Exercise prompt: Which lines have the string "организациям"? Copy all of them from the entries below.

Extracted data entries
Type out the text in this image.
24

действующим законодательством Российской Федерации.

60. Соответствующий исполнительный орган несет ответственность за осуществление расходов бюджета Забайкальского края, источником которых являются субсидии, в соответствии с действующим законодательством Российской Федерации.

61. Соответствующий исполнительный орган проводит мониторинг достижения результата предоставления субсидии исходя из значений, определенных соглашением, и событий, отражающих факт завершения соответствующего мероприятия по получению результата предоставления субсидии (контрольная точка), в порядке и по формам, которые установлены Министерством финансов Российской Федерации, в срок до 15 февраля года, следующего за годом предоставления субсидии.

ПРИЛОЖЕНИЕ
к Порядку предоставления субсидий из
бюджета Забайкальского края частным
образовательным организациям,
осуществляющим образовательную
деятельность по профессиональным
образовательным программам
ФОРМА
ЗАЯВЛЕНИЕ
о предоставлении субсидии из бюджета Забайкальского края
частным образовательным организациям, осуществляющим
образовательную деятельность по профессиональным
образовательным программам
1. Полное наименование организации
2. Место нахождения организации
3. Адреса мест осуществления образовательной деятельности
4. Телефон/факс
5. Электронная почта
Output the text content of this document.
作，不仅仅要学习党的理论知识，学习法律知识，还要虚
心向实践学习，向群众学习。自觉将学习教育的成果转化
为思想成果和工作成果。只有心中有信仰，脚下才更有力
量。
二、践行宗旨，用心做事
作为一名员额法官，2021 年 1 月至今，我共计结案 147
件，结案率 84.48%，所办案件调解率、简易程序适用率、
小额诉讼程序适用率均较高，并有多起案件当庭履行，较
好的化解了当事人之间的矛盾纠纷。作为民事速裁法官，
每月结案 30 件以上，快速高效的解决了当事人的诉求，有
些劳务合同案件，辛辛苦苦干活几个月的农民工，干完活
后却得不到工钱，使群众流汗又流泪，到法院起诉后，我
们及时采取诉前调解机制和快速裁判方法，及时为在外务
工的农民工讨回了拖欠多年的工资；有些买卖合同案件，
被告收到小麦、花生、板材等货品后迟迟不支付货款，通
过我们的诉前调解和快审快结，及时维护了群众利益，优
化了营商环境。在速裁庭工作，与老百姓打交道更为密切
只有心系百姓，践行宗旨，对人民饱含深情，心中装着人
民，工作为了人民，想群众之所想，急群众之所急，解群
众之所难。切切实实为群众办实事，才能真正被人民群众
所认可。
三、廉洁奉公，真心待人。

Task response:
образовательным организациям,
частным образовательным организациям, осуществляющим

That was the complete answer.